• **Brano da leggere**:
============

JEKYLL

“Alla Big Science serve una Big Communication”

JEKYLL – Hanno chiesto tempo e fiducia. Questo è quanto accaduto il 13 dicembre 2011 alle ore 14:00. Quando dal CERN Fabiola Gianotti e Guido Tonelli hanno presentato i risultati delle osservazioni fatte negli ultimi sei mesi con i programmi ATLAS e CMS di LHC, il Large Hadron Collider. L’attesa per il seminario era stata preannunciata da una carrellata di articoli che promettevano grandi emozioni in mondovisione dal Cern. Con titoli come Where’s my Higgs?Might the Higgs finally be in our grasp? o Il bosone di Higgs alle corde. E retrospettive, come quella di Luciano Maiani, che ventiquattro ore prima della conferenza ricorda “Quando abbiamo chiuso Lep. Storia della caccia al Bosone di Higgs in attesa dell’annuncio da Ginevra”. Eravamo a un passo dalla grande rivelazione. E per di più in diretta.

Quando, alle 14.30, si apprende che la statistica degli eventi osservati è ormai sufficiente per dire che la particella di Higgs – se esiste – deve avere una massa compresa tra 116 e 130 GeV (ATLAS) e tra 115 e 127 GeV (CMS), e che  ”non possiamo concludere nulla in questa fase, il puzzle sarà risolto nel corso del 2012”, come dice Fabiola Gianotti, portavoce di ATLAS, apriti cielo! Immediate le reazioni. C’è chi si innervosisce, chi mantiene alta l’attesa e chi, tra gli addetti ai lavori, sbuffa per il gran baraccone mediatico che la conferenza ha scatenato.

In verità, anche prima del 13 dicembre qualche anticipazione c’era : “Higgs search on Dec 13th: will remain inconclusive” e sempre sullo stesso blog si leggeva che se pure Higgs si fosse rivelato lo avrebbe fatto con una massa compresa tra 124 e 126 GeV.

Come in un gioco di ruolo tutto è stato rimandato a questo 2012 appena iniziato. Di fatto il bosone di Higgs, o la sua ombra, continua a far parlare di se. Un vero eccentrico, questo bosone. Tra gli articoli del giorno dopo, Barbara Gallavotti lo descrive come una tigre acquattata dietro un cespuglio. Immagine ripresa anche da Piero Bianucci, che sempre da La Stampa tuona: “c’è il fumo, non l’arrosto”. E si domanda, dopo varie considerazioni tra cui il riconoscimento della serietà degli speaker alla conferenza: perché allora indire il seminario?

Forse si è trattato di un banale errore di comunicazione? A questo punto però è lecito chiedersi se stia effettivamente accadendo qualcosa di nuovo nel campo della comunicazione scientifica. Si tratta di una strategia di comunicazione vitale per la ricerca? E cosa succede dietro le quinte?

============

• **Materiale fornito**:

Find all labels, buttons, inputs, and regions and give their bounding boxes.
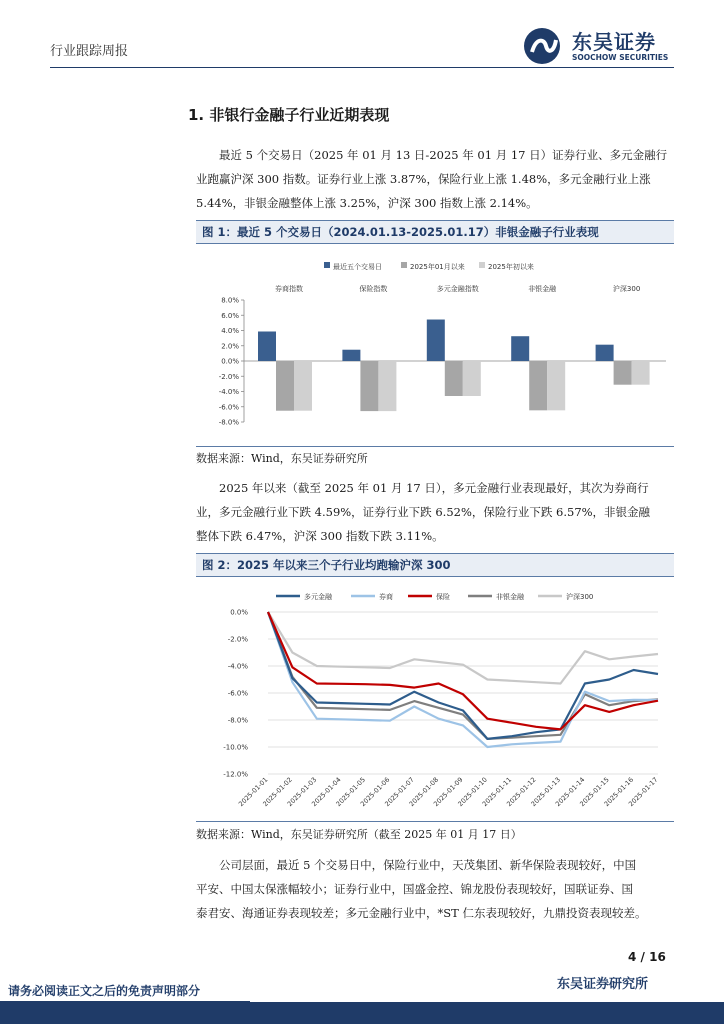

============

• **Compito richiesto A**:
Trascrivi parola per parola, dall'articolo sul bosone di Higgs, tutto ciò che va da "Forse si è trattato" fino a "dietro le quinte?".
• **Compito richiesto B**:
Nell'articolo sul bosone di Higgs, quale intervallo di massa indica CMS per la particella di Higgs?

• **Risultato A**:
Forse si è trattato di un banale errore di comunicazione? A questo punto però è lecito chiedersi se stia effettivamente accadendo qualcosa di nuovo nel campo della comunicazione scientifica. Si tratta di una strategia di comunicazione vitale per la ricerca? E cosa succede dietro le quinte?

• **Risultato B**:
Tra 115 e 127 GeV.